---------- Extracted material
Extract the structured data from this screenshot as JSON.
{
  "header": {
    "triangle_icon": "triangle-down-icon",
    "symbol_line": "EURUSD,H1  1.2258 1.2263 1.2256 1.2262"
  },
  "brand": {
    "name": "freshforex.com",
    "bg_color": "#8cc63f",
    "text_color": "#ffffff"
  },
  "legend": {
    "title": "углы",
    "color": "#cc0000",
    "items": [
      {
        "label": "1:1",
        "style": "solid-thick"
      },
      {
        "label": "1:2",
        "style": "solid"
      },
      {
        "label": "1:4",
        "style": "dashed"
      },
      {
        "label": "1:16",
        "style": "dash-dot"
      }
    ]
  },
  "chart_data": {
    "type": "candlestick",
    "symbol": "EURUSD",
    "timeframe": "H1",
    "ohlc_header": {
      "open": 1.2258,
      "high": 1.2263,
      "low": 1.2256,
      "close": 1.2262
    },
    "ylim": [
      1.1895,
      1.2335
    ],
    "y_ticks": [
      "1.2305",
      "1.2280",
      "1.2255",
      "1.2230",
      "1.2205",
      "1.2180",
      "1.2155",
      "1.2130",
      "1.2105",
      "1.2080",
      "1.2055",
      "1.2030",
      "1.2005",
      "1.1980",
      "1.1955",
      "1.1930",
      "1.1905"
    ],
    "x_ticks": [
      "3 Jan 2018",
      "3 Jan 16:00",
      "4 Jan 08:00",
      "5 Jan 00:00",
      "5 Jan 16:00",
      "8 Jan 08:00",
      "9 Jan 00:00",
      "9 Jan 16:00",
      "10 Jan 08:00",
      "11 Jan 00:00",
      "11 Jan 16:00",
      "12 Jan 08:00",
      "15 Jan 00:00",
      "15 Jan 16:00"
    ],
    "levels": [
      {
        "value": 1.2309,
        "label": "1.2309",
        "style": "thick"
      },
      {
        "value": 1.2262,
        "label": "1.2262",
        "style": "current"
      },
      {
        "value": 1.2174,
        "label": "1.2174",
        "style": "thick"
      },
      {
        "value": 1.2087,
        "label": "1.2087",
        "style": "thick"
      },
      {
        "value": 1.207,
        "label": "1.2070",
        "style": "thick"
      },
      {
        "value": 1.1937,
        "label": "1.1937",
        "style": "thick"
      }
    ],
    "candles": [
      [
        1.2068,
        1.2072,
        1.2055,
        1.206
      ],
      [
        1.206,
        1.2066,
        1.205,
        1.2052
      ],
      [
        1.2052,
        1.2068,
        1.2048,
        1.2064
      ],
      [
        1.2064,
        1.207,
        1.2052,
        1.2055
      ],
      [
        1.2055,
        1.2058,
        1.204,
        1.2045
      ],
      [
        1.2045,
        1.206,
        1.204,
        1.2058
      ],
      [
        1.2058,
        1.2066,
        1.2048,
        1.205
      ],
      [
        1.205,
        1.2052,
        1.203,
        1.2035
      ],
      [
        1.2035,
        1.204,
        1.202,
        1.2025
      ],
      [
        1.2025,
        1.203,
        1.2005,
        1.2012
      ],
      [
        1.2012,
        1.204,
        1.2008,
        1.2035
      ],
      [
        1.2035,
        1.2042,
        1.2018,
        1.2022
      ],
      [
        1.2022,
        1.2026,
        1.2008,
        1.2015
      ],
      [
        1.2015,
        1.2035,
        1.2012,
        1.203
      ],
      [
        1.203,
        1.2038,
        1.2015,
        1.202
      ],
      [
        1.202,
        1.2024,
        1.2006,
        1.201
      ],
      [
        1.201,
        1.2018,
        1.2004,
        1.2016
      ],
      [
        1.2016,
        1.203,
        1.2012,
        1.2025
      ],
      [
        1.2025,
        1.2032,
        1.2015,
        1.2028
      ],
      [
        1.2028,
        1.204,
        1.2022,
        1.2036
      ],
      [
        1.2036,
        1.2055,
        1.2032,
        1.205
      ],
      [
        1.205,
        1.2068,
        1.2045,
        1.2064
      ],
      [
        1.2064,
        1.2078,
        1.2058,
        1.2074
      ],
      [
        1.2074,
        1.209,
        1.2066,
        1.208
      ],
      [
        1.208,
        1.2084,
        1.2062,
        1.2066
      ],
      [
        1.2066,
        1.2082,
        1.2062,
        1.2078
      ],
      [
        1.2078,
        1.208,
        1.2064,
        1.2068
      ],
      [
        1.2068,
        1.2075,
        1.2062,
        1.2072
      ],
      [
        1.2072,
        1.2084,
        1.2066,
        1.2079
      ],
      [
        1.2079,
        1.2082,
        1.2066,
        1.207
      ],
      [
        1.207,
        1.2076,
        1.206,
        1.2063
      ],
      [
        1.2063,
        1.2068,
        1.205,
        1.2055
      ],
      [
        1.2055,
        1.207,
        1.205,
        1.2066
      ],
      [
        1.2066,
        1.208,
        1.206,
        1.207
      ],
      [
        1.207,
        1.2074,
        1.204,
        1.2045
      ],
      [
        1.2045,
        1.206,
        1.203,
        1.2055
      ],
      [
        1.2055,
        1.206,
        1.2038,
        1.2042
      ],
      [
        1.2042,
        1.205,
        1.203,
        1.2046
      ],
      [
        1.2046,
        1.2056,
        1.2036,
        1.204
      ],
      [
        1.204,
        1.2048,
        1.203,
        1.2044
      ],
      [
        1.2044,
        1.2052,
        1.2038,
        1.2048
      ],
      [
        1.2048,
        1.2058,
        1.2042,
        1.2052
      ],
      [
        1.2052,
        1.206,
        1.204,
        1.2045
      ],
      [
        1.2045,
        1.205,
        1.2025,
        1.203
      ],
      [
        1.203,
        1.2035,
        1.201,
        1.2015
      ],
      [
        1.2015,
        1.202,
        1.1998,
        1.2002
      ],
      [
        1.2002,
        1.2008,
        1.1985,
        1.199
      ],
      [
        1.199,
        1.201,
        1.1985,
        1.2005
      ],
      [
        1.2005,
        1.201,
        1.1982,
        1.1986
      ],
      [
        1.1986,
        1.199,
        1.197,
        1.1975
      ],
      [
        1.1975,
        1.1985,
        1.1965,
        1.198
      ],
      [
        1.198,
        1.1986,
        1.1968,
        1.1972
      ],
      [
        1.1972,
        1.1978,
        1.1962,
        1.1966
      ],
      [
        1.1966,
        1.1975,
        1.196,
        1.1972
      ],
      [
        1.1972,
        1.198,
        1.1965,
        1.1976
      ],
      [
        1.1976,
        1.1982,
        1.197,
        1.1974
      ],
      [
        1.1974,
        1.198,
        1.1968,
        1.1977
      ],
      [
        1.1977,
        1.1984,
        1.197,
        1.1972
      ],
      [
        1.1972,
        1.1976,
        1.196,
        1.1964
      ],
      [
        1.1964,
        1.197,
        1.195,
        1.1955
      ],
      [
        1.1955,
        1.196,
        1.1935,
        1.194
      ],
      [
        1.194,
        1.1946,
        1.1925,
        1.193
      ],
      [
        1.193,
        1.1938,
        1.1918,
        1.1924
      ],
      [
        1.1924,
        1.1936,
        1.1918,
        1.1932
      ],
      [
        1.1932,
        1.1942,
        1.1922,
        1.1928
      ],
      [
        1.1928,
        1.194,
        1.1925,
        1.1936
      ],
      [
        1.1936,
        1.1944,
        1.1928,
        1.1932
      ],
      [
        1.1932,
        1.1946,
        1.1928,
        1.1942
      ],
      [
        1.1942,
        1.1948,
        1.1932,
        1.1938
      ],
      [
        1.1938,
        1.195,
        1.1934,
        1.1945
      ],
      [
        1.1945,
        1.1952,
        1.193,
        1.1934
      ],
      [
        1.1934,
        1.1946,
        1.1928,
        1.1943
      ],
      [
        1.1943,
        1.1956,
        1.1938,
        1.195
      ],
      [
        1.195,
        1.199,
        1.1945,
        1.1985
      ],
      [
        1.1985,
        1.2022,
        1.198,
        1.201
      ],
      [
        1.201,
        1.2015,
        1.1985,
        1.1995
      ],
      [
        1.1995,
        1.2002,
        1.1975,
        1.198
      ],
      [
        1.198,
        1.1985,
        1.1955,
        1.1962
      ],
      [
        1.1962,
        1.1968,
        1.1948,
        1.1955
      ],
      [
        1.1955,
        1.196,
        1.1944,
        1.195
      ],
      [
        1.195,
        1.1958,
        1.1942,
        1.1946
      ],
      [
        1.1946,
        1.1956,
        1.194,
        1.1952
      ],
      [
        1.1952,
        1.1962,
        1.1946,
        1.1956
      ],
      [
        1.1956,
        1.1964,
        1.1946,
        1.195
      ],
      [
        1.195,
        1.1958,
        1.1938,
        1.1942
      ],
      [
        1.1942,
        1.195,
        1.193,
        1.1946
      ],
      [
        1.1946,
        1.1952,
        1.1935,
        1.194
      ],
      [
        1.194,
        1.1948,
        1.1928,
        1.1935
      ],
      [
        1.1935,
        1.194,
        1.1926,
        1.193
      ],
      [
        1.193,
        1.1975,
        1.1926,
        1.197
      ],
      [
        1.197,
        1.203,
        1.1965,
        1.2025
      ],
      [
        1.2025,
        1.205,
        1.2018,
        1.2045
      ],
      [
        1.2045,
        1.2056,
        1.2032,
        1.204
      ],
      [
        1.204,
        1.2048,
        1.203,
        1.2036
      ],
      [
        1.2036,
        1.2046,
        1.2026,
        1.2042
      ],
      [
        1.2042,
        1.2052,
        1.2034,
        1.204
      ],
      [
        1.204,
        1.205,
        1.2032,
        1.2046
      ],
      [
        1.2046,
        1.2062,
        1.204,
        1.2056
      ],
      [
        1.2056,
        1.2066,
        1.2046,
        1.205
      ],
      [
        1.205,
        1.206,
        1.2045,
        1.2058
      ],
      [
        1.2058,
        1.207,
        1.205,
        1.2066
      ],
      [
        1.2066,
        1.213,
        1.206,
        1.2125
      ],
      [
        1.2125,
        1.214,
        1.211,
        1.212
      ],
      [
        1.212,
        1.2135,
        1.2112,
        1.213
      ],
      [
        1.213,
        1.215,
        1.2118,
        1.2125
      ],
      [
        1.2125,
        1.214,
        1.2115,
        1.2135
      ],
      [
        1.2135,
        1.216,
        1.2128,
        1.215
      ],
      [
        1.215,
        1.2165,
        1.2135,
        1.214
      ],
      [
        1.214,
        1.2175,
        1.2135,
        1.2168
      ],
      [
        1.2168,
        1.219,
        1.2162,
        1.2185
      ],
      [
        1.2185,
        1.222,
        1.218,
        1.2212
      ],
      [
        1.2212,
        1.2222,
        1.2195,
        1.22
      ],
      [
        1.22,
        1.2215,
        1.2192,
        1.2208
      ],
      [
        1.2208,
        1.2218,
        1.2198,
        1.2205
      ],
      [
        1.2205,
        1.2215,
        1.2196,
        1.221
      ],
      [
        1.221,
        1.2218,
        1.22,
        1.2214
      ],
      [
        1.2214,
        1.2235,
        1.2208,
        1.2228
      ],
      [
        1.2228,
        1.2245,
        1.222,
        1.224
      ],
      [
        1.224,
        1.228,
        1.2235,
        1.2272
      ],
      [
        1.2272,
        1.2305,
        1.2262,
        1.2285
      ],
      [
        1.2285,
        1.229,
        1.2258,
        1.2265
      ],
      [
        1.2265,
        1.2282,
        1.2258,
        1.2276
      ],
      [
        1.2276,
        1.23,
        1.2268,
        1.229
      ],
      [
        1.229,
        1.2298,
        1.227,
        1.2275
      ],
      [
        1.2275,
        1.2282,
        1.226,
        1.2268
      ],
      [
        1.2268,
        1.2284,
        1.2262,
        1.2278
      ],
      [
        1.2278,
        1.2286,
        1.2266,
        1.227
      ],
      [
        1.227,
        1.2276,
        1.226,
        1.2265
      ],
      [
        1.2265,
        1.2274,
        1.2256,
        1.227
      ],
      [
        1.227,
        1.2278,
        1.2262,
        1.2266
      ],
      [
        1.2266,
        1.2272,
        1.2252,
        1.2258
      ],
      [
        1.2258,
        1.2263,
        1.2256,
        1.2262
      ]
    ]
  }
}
--------------------
Supply the count of lines in the entries that contain the word "value", and nothing besides.

- _Reply to the exercise_
6